Where a line contains the word "this", copy that line in full.

*Working data*
--------
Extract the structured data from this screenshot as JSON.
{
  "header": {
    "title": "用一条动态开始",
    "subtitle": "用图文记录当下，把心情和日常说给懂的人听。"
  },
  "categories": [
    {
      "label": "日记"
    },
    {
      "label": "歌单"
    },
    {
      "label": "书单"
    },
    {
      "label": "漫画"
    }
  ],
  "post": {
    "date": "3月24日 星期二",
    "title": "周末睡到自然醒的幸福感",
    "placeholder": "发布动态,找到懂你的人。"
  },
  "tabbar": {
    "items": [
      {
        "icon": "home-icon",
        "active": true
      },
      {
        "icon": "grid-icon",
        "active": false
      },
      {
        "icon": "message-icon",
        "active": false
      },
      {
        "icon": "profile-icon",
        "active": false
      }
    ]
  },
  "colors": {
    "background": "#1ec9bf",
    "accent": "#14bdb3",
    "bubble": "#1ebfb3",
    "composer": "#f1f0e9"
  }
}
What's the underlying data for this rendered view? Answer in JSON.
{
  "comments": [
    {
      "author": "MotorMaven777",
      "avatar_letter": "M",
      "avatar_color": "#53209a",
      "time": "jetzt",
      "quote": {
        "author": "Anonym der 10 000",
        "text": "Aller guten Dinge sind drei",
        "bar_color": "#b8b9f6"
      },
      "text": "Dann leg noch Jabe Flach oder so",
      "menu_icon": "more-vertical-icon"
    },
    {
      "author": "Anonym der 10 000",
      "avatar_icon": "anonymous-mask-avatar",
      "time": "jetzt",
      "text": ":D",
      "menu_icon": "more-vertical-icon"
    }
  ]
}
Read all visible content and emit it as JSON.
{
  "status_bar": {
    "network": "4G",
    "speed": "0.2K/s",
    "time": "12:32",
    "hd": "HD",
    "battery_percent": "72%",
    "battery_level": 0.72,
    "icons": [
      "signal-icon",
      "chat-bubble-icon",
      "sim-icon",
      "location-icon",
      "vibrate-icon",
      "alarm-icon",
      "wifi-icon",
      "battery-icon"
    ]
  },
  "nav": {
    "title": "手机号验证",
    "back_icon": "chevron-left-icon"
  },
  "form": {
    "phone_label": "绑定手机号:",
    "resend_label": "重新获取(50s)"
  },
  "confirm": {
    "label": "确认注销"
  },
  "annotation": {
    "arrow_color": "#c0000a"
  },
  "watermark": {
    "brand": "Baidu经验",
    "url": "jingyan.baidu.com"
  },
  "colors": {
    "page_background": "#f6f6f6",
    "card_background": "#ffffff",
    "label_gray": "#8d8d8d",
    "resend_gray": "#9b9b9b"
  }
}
--------
*Exercise response*
Extract the structured data from this screenshot as JSON.
What's the underlying data for this rendered view? Answer in JSON.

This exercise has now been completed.